[DATA SUPPLIED start]
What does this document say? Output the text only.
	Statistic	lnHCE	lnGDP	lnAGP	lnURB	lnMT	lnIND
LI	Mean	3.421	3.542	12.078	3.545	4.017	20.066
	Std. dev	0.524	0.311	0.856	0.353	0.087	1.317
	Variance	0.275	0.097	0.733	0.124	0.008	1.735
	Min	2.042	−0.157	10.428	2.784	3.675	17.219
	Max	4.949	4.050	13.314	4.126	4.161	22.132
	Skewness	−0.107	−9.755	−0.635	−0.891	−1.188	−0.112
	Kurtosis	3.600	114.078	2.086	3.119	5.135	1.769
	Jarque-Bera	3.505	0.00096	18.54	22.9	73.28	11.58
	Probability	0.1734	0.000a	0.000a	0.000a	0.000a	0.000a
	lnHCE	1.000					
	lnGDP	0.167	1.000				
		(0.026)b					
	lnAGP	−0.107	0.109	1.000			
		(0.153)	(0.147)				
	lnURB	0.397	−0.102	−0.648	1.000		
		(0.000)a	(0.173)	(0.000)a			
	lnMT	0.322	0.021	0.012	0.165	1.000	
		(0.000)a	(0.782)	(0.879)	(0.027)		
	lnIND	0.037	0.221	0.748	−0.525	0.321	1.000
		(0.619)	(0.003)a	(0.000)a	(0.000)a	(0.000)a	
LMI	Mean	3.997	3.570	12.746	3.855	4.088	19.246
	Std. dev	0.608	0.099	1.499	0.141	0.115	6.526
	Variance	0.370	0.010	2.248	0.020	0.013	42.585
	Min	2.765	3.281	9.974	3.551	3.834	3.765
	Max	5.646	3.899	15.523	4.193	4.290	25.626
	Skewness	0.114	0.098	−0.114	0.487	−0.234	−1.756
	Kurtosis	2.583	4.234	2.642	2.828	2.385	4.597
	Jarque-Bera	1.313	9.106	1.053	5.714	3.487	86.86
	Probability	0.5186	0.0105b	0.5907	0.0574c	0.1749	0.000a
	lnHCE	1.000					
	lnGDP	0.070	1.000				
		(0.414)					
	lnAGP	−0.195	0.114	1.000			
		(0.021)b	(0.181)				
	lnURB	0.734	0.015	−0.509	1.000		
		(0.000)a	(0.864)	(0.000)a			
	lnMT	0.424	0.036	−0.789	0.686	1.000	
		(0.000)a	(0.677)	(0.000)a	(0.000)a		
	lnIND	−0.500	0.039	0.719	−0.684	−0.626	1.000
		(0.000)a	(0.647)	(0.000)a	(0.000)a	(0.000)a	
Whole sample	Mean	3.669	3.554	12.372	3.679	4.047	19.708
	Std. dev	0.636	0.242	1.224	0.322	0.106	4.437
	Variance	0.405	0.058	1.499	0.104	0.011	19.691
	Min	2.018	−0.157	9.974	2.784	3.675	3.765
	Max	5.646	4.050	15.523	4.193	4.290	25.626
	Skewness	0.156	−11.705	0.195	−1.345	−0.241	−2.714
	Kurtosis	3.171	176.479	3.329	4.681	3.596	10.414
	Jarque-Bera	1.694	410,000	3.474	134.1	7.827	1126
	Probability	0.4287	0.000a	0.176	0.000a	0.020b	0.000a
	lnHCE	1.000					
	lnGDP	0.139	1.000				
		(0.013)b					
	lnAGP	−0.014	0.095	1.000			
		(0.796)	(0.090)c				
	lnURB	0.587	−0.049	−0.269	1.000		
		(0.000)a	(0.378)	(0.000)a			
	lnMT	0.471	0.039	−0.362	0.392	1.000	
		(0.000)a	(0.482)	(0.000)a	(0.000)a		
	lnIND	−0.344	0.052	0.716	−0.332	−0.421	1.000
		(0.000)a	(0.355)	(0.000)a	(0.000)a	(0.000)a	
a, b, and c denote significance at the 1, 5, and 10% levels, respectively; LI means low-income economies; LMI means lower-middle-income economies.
[DATA SUPPLIED end]
• **TASK DETAILS**:
Output each entry precisely as given.

• **WRITTEN RESPONSE**:
What does this document say? Output the text only.
	Statistic	lnHCE	lnGDP	lnAGP	lnURB	lnMT	lnIND
LI	Mean	3.421	3.542	12.078	3.545	4.017	20.066
	Std. dev	0.524	0.311	0.856	0.353	0.087	1.317
	Variance	0.275	0.097	0.733	0.124	0.008	1.735
	Min	2.042	−0.157	10.428	2.784	3.675	17.219
	Max	4.949	4.050	13.314	4.126	4.161	22.132
	Skewness	−0.107	−9.755	−0.635	−0.891	−1.188	−0.112
	Kurtosis	3.600	114.078	2.086	3.119	5.135	1.769
	Jarque-Bera	3.505	0.00096	18.54	22.9	73.28	11.58
	Probability	0.1734	0.000a	0.000a	0.000a	0.000a	0.000a
	lnHCE	1.000					
	lnGDP	0.167	1.000				
		(0.026)b					
	lnAGP	−0.107	0.109	1.000			
		(0.153)	(0.147)				
	lnURB	0.397	−0.102	−0.648	1.000		
		(0.000)a	(0.173)	(0.000)a			
	lnMT	0.322	0.021	0.012	0.165	1.000	
		(0.000)a	(0.782)	(0.879)	(0.027)		
	lnIND	0.037	0.221	0.748	−0.525	0.321	1.000
		(0.619)	(0.003)a	(0.000)a	(0.000)a	(0.000)a	
LMI	Mean	3.997	3.570	12.746	3.855	4.088	19.246
	Std. dev	0.608	0.099	1.499	0.141	0.115	6.526
	Variance	0.370	0.010	2.248	0.020	0.013	42.585
	Min	2.765	3.281	9.974	3.551	3.834	3.765
	Max	5.646	3.899	15.523	4.193	4.290	25.626
	Skewness	0.114	0.098	−0.114	0.487	−0.234	−1.756
	Kurtosis	2.583	4.234	2.642	2.828	2.385	4.597
	Jarque-Bera	1.313	9.106	1.053	5.714	3.487	86.86
	Probability	0.5186	0.0105b	0.5907	0.0574c	0.1749	0.000a
	lnHCE	1.000					
	lnGDP	0.070	1.000				
		(0.414)					
	lnAGP	−0.195	0.114	1.000			
		(0.021)b	(0.181)				
	lnURB	0.734	0.015	−0.509	1.000		
		(0.000)a	(0.864)	(0.000)a			
	lnMT	0.424	0.036	−0.789	0.686	1.000	
		(0.000)a	(0.677)	(0.000)a	(0.000)a		
	lnIND	−0.500	0.039	0.719	−0.684	−0.626	1.000
		(0.000)a	(0.647)	(0.000)a	(0.000)a	(0.000)a	
Whole sample	Mean	3.669	3.554	12.372	3.679	4.047	19.708
	Std. dev	0.636	0.242	1.224	0.322	0.106	4.437
	Variance	0.405	0.058	1.499	0.104	0.011	19.691
	Min	2.018	−0.157	9.974	2.784	3.675	3.765
	Max	5.646	4.050	15.523	4.193	4.290	25.626
	Skewness	0.156	−11.705	0.195	−1.345	−0.241	−2.714
	Kurtosis	3.171	176.479	3.329	4.681	3.596	10.414
	Jarque-Bera	1.694	410,000	3.474	134.1	7.827	1126
	Probability	0.4287	0.000a	0.176	0.000a	0.020b	0.000a
	lnHCE	1.000					
	lnGDP	0.139	1.000				
		(0.013)b					
	lnAGP	−0.014	0.095	1.000			
		(0.796)	(0.090)c				
	lnURB	0.587	−0.049	−0.269	1.000		
		(0.000)a	(0.378)	(0.000)a			
	lnMT	0.471	0.039	−0.362	0.392	1.000	
		(0.000)a	(0.482)	(0.000)a	(0.000)a		
	lnIND	−0.344	0.052	0.716	−0.332	−0.421	1.000
		(0.000)a	(0.355)	(0.000)a	(0.000)a	(0.000)a	
a, b, and c denote significance at the 1, 5, and 10% levels, respectively; LI means low-income economies; LMI means lower-middle-income economies.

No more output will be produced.